Rewrite the listing below with every "data-point" changed to "marker", leaving everything else as it is.

▬▬▬▬▬▬

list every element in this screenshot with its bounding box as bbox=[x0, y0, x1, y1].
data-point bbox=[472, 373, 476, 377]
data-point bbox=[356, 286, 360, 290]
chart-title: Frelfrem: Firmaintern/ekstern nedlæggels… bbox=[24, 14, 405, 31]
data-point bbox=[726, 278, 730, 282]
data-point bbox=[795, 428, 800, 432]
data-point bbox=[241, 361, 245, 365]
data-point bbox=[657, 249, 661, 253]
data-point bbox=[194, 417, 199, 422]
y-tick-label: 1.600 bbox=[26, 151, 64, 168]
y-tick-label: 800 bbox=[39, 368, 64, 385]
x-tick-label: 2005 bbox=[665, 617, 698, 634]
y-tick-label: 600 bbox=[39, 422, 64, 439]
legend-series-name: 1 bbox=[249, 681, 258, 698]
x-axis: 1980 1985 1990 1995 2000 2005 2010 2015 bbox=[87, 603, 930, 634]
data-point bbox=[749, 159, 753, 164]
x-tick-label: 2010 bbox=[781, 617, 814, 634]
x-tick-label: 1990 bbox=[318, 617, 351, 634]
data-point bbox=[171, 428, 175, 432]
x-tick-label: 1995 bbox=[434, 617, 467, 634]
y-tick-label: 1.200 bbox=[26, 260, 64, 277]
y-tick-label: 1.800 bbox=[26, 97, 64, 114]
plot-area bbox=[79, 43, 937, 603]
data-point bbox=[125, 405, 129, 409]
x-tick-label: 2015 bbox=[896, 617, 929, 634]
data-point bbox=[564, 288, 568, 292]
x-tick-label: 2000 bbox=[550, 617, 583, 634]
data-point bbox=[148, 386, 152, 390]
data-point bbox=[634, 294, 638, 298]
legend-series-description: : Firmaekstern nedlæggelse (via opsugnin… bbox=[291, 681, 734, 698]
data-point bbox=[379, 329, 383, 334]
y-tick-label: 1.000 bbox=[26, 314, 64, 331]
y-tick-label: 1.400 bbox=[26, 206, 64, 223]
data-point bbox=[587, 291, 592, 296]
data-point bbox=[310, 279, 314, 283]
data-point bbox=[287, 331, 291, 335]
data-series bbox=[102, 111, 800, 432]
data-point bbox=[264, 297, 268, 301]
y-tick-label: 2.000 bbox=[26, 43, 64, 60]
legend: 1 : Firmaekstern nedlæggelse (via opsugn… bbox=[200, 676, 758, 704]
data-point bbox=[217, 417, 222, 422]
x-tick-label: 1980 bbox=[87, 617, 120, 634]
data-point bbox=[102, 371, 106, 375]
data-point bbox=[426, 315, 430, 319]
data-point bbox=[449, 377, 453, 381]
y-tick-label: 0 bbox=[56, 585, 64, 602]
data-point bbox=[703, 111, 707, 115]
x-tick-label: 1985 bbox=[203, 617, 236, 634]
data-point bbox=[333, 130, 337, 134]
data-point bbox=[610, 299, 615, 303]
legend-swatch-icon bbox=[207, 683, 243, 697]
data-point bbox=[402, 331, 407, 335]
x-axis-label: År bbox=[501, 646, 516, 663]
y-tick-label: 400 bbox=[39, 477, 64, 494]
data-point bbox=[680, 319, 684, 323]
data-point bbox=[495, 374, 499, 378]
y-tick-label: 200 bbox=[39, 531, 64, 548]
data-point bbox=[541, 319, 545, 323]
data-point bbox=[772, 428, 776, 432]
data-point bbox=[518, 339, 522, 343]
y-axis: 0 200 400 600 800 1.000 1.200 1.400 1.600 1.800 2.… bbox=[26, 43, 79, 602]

▬▬▬▬▬▬

* **Response**
list every element in this screenshot with its bounding box as bbox=[x0, y0, x1, y1].
marker bbox=[472, 373, 476, 377]
marker bbox=[356, 286, 360, 290]
chart-title: Frelfrem: Firmaintern/ekstern nedlæggels… bbox=[24, 14, 405, 31]
marker bbox=[726, 278, 730, 282]
marker bbox=[795, 428, 800, 432]
marker bbox=[241, 361, 245, 365]
marker bbox=[657, 249, 661, 253]
marker bbox=[194, 417, 199, 422]
y-tick-label: 1.600 bbox=[26, 151, 64, 168]
y-tick-label: 800 bbox=[39, 368, 64, 385]
x-tick-label: 2005 bbox=[665, 617, 698, 634]
y-tick-label: 600 bbox=[39, 422, 64, 439]
legend-series-name: 1 bbox=[249, 681, 258, 698]
x-axis: 1980 1985 1990 1995 2000 2005 2010 2015 bbox=[87, 603, 930, 634]
marker bbox=[749, 159, 753, 164]
x-tick-label: 2010 bbox=[781, 617, 814, 634]
x-tick-label: 1990 bbox=[318, 617, 351, 634]
marker bbox=[171, 428, 175, 432]
x-tick-label: 1995 bbox=[434, 617, 467, 634]
y-tick-label: 1.200 bbox=[26, 260, 64, 277]
y-tick-label: 1.800 bbox=[26, 97, 64, 114]
plot-area bbox=[79, 43, 937, 603]
marker bbox=[125, 405, 129, 409]
x-tick-label: 2015 bbox=[896, 617, 929, 634]
marker bbox=[564, 288, 568, 292]
x-tick-label: 2000 bbox=[550, 617, 583, 634]
marker bbox=[148, 386, 152, 390]
marker bbox=[634, 294, 638, 298]
legend-series-description: : Firmaekstern nedlæggelse (via opsugnin… bbox=[291, 681, 734, 698]
marker bbox=[379, 329, 383, 334]
y-tick-label: 1.000 bbox=[26, 314, 64, 331]
y-tick-label: 1.400 bbox=[26, 206, 64, 223]
marker bbox=[587, 291, 592, 296]
marker bbox=[310, 279, 314, 283]
marker bbox=[287, 331, 291, 335]
data-series bbox=[102, 111, 800, 432]
marker bbox=[264, 297, 268, 301]
y-tick-label: 2.000 bbox=[26, 43, 64, 60]
legend: 1 : Firmaekstern nedlæggelse (via opsugn… bbox=[200, 676, 758, 704]
marker bbox=[217, 417, 222, 422]
x-tick-label: 1980 bbox=[87, 617, 120, 634]
marker bbox=[102, 371, 106, 375]
marker bbox=[426, 315, 430, 319]
marker bbox=[449, 377, 453, 381]
y-tick-label: 0 bbox=[56, 585, 64, 602]
marker bbox=[703, 111, 707, 115]
x-tick-label: 1985 bbox=[203, 617, 236, 634]
marker bbox=[333, 130, 337, 134]
marker bbox=[610, 299, 615, 303]
legend-swatch-icon bbox=[207, 683, 243, 697]
marker bbox=[402, 331, 407, 335]
x-axis-label: År bbox=[501, 646, 516, 663]
y-tick-label: 400 bbox=[39, 477, 64, 494]
marker bbox=[680, 319, 684, 323]
marker bbox=[495, 374, 499, 378]
y-tick-label: 200 bbox=[39, 531, 64, 548]
marker bbox=[541, 319, 545, 323]
marker bbox=[772, 428, 776, 432]
marker bbox=[518, 339, 522, 343]
y-axis: 0 200 400 600 800 1.000 1.200 1.400 1.600 1.800 2.… bbox=[26, 43, 79, 602]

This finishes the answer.